__Short task__: For each line below that contains the string "является", copy that line.

* Start Data section *

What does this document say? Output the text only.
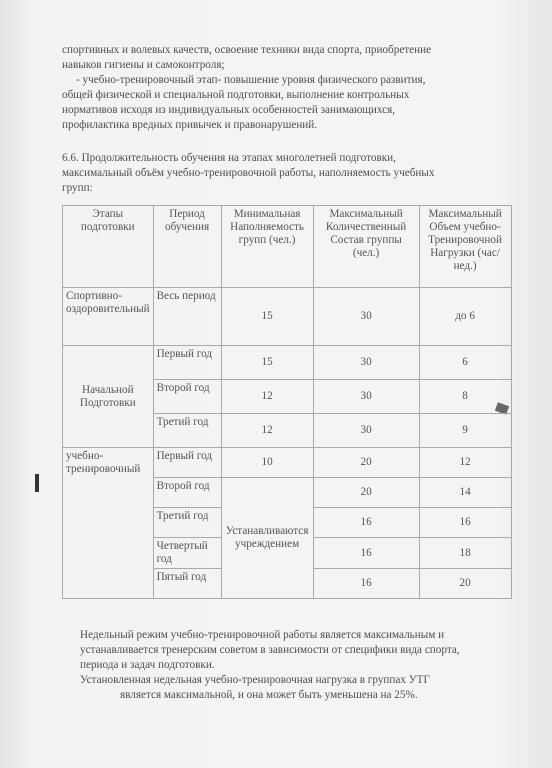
спортивных и волевых качеств, освоение техники вида спорта, приобретение
навыков гигиены и самоконтроля;
- учебно-тренировочный этап- повышение уровня физического развития,
общей физической и специальной подготовки, выполнение контрольных
нормативов исходя из индивидуальных особенностей занимающихся,
профилактика вредных привычек и правонарушений.
6.6. Продолжительность обучения на этапах многолетней подготовки,
максимальный объём учебно-тренировочной работы, наполняемость учебных
групп:
Этапы подготовки	Период обучения	Минимальная Наполняемость групп (чел.)	Максимальный Количественный Состав группы (чел.)	Максимальный Объем учебно-Тренировочной Нагрузки (час/нед.)
Спортивно-оздоровительный	Весь период	15	30	до 6
Начальной Подготовки	Первый год	15	30	6
	Второй год	12	30	8
	Третий год	12	30	9
учебно-тренировочный	Первый год	10	20	12
	Второй год	Устанавливаются учреждением	20	14
	Третий год		16	16
	Четвертый год		16	18
	Пятый год		16	20
Недельный режим учебно-тренировочной работы является максимальным и
устанавливается тренерским советом в зависимости от специфики вида спорта,
периода и задач подготовки.
Установленная недельная учебно-тренировочная нагрузка в группах УТГ
является максимальной, и она может быть уменьшена на 25%.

* End Data section *

__The reply__:
Недельный режим учебно-тренировочной работы является максимальным и
является максимальной, и она может быть уменьшена на 25%.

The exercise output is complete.